REQUIREMENTS:
Make an exact copy of all the entries, with the pictures left out.

TASK DATA:
::::
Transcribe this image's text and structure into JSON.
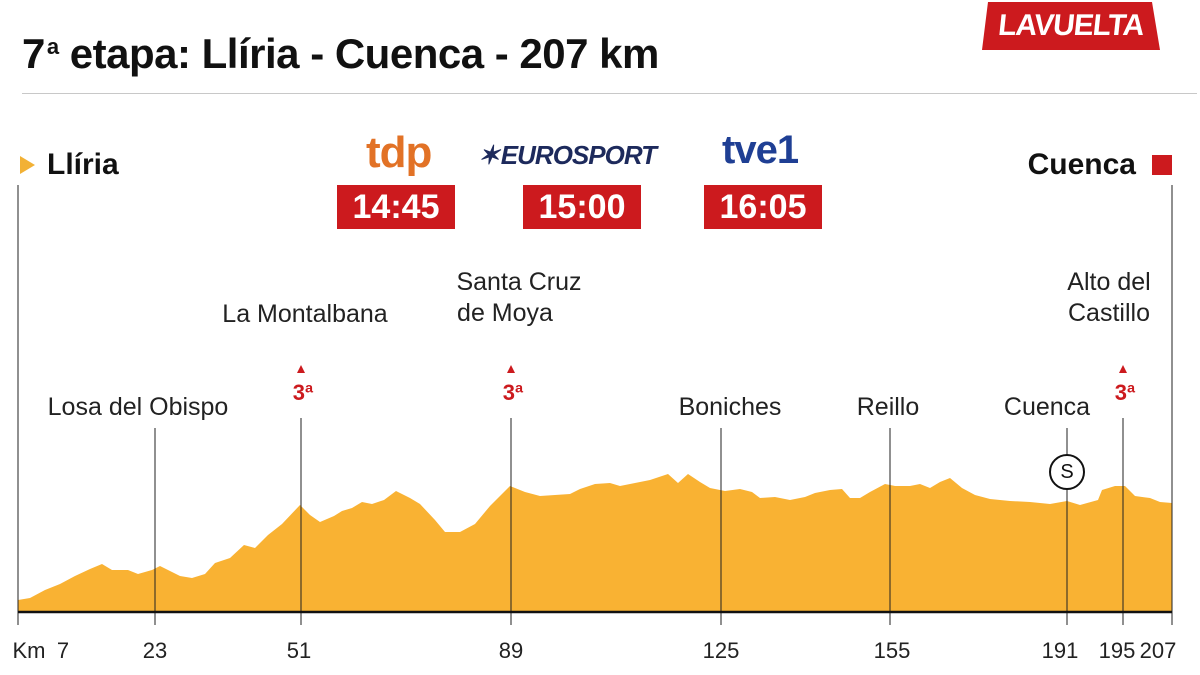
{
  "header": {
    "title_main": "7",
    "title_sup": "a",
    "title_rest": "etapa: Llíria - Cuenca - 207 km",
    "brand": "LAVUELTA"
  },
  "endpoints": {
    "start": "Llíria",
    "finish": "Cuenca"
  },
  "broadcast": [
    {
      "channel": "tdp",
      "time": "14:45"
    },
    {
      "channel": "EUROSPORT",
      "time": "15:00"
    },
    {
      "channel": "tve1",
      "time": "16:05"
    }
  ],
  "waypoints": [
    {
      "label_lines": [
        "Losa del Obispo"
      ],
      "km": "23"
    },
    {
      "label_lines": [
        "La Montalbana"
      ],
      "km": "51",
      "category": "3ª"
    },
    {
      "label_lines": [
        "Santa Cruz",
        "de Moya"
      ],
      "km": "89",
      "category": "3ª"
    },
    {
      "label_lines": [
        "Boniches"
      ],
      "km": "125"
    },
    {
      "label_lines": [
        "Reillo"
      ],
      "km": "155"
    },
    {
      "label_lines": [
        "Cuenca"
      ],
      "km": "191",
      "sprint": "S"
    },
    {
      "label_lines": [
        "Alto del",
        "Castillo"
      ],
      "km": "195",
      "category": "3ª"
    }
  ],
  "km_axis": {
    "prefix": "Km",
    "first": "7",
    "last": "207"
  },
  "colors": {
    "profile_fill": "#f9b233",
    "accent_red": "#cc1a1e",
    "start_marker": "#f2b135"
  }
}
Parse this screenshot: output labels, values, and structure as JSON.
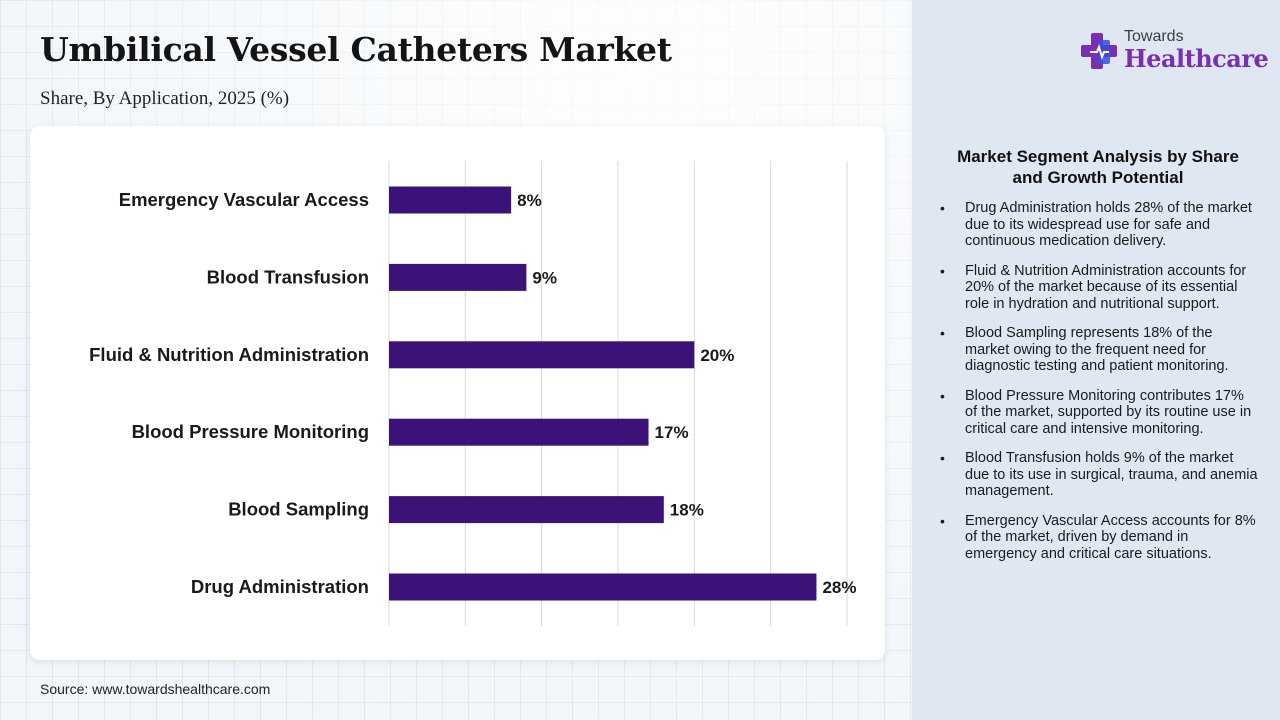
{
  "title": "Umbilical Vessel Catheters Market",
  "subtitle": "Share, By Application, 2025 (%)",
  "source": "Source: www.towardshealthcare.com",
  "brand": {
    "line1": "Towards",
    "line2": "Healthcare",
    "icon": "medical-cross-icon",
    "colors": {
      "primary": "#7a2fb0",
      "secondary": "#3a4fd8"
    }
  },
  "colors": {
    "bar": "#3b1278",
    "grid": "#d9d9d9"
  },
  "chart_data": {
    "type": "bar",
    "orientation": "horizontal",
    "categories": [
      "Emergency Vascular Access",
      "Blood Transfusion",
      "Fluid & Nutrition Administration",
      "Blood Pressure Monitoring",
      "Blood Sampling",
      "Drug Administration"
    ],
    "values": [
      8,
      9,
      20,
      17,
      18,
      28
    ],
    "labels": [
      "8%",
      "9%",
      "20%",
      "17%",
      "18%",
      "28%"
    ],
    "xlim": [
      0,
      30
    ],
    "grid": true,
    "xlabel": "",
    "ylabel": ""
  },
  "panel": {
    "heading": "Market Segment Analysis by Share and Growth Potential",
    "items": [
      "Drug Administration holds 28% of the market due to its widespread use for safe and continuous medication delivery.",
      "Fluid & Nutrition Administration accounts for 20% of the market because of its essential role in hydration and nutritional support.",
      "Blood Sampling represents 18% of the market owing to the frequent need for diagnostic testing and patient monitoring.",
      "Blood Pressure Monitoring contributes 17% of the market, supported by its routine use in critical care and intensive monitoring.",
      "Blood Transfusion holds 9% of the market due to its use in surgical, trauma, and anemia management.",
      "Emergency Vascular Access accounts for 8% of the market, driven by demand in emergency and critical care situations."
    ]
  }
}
::::
SOLUTION FOR THIS EXERCISE:
Transcribe this image's text and structure into JSON.
{
  "header": {
    "title_main": "7",
    "title_sup": "a",
    "title_rest": "etapa: Llíria - Cuenca - 207 km",
    "brand": "LAVUELTA"
  },
  "endpoints": {
    "start": "Llíria",
    "finish": "Cuenca"
  },
  "broadcast": [
    {
      "channel": "tdp",
      "time": "14:45"
    },
    {
      "channel": "EUROSPORT",
      "time": "15:00"
    },
    {
      "channel": "tve1",
      "time": "16:05"
    }
  ],
  "waypoints": [
    {
      "label_lines": [
        "Losa del Obispo"
      ],
      "km": "23"
    },
    {
      "label_lines": [
        "La Montalbana"
      ],
      "km": "51",
      "category": "3ª"
    },
    {
      "label_lines": [
        "Santa Cruz",
        "de Moya"
      ],
      "km": "89",
      "category": "3ª"
    },
    {
      "label_lines": [
        "Boniches"
      ],
      "km": "125"
    },
    {
      "label_lines": [
        "Reillo"
      ],
      "km": "155"
    },
    {
      "label_lines": [
        "Cuenca"
      ],
      "km": "191",
      "sprint": "S"
    },
    {
      "label_lines": [
        "Alto del",
        "Castillo"
      ],
      "km": "195",
      "category": "3ª"
    }
  ],
  "km_axis": {
    "prefix": "Km",
    "first": "7",
    "last": "207"
  },
  "colors": {
    "profile_fill": "#f9b233",
    "accent_red": "#cc1a1e",
    "start_marker": "#f2b135"
  }
}
Parse this screenshot: output labels, values, and structure as JSON.
{
  "title": "Umbilical Vessel Catheters Market",
  "subtitle": "Share, By Application, 2025 (%)",
  "source": "Source: www.towardshealthcare.com",
  "brand": {
    "line1": "Towards",
    "line2": "Healthcare",
    "icon": "medical-cross-icon",
    "colors": {
      "primary": "#7a2fb0",
      "secondary": "#3a4fd8"
    }
  },
  "colors": {
    "bar": "#3b1278",
    "grid": "#d9d9d9"
  },
  "chart_data": {
    "type": "bar",
    "orientation": "horizontal",
    "categories": [
      "Emergency Vascular Access",
      "Blood Transfusion",
      "Fluid & Nutrition Administration",
      "Blood Pressure Monitoring",
      "Blood Sampling",
      "Drug Administration"
    ],
    "values": [
      8,
      9,
      20,
      17,
      18,
      28
    ],
    "labels": [
      "8%",
      "9%",
      "20%",
      "17%",
      "18%",
      "28%"
    ],
    "xlim": [
      0,
      30
    ],
    "grid": true,
    "xlabel": "",
    "ylabel": ""
  },
  "panel": {
    "heading": "Market Segment Analysis by Share and Growth Potential",
    "items": [
      "Drug Administration holds 28% of the market due to its widespread use for safe and continuous medication delivery.",
      "Fluid & Nutrition Administration accounts for 20% of the market because of its essential role in hydration and nutritional support.",
      "Blood Sampling represents 18% of the market owing to the frequent need for diagnostic testing and patient monitoring.",
      "Blood Pressure Monitoring contributes 17% of the market, supported by its routine use in critical care and intensive monitoring.",
      "Blood Transfusion holds 9% of the market due to its use in surgical, trauma, and anemia management.",
      "Emergency Vascular Access accounts for 8% of the market, driven by demand in emergency and critical care situations."
    ]
  }
}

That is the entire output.